以下に示す項目をすべて、一字一句も変えずにそのまま書き写してください。
══════════
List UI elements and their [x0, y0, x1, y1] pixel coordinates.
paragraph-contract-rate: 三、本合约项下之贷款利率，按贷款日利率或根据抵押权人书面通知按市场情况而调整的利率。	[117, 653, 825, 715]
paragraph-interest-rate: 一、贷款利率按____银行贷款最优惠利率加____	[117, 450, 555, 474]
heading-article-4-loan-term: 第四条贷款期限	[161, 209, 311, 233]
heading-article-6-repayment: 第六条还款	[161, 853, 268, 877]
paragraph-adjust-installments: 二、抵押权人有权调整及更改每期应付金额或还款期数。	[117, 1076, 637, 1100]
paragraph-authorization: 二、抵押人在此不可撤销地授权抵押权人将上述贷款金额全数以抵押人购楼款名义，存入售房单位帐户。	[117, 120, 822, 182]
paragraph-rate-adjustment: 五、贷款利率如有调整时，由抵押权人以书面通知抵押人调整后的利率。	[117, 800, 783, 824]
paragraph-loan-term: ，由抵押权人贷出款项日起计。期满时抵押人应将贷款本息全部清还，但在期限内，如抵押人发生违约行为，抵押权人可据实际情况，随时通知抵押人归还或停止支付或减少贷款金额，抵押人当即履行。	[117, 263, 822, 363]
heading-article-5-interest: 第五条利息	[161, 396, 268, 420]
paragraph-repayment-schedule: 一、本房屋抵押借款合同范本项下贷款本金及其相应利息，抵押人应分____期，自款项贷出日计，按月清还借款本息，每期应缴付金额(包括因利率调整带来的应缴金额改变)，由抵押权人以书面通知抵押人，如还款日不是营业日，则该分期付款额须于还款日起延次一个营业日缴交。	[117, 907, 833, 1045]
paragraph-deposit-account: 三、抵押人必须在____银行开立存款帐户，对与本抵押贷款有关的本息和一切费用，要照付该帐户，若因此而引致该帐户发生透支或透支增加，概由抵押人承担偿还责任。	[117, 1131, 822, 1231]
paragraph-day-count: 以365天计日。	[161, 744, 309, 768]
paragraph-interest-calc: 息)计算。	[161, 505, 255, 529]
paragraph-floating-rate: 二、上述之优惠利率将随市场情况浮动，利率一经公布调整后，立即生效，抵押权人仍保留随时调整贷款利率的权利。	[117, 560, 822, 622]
══════════
## 回答全文
List UI elements and their [x0, y0, x1, y1] pixel coordinates.
paragraph-contract-rate: 三、本合约项下之贷款利率，按贷款日利率或根据抵押权人书面通知按市场情况而调整的利率。	[117, 653, 825, 715]
paragraph-interest-rate: 一、贷款利率按____银行贷款最优惠利率加____	[117, 450, 555, 474]
heading-article-4-loan-term: 第四条贷款期限	[161, 209, 311, 233]
heading-article-6-repayment: 第六条还款	[161, 853, 268, 877]
paragraph-adjust-installments: 二、抵押权人有权调整及更改每期应付金额或还款期数。	[117, 1076, 637, 1100]
paragraph-authorization: 二、抵押人在此不可撤销地授权抵押权人将上述贷款金额全数以抵押人购楼款名义，存入售房单位帐户。	[117, 120, 822, 182]
paragraph-rate-adjustment: 五、贷款利率如有调整时，由抵押权人以书面通知抵押人调整后的利率。	[117, 800, 783, 824]
paragraph-loan-term: ，由抵押权人贷出款项日起计。期满时抵押人应将贷款本息全部清还，但在期限内，如抵押人发生违约行为，抵押权人可据实际情况，随时通知抵押人归还或停止支付或减少贷款金额，抵押人当即履行。	[117, 263, 822, 363]
heading-article-5-interest: 第五条利息	[161, 396, 268, 420]
paragraph-repayment-schedule: 一、本房屋抵押借款合同范本项下贷款本金及其相应利息，抵押人应分____期，自款项贷出日计，按月清还借款本息，每期应缴付金额(包括因利率调整带来的应缴金额改变)，由抵押权人以书面通知抵押人，如还款日不是营业日，则该分期付款额须于还款日起延次一个营业日缴交。	[117, 907, 833, 1045]
paragraph-deposit-account: 三、抵押人必须在____银行开立存款帐户，对与本抵押贷款有关的本息和一切费用，要照付该帐户，若因此而引致该帐户发生透支或透支增加，概由抵押人承担偿还责任。	[117, 1131, 822, 1231]
paragraph-day-count: 以365天计日。	[161, 744, 309, 768]
paragraph-interest-calc: 息)计算。	[161, 505, 255, 529]
paragraph-floating-rate: 二、上述之优惠利率将随市场情况浮动，利率一经公布调整后，立即生效，抵押权人仍保留随时调整贷款利率的权利。	[117, 560, 822, 622]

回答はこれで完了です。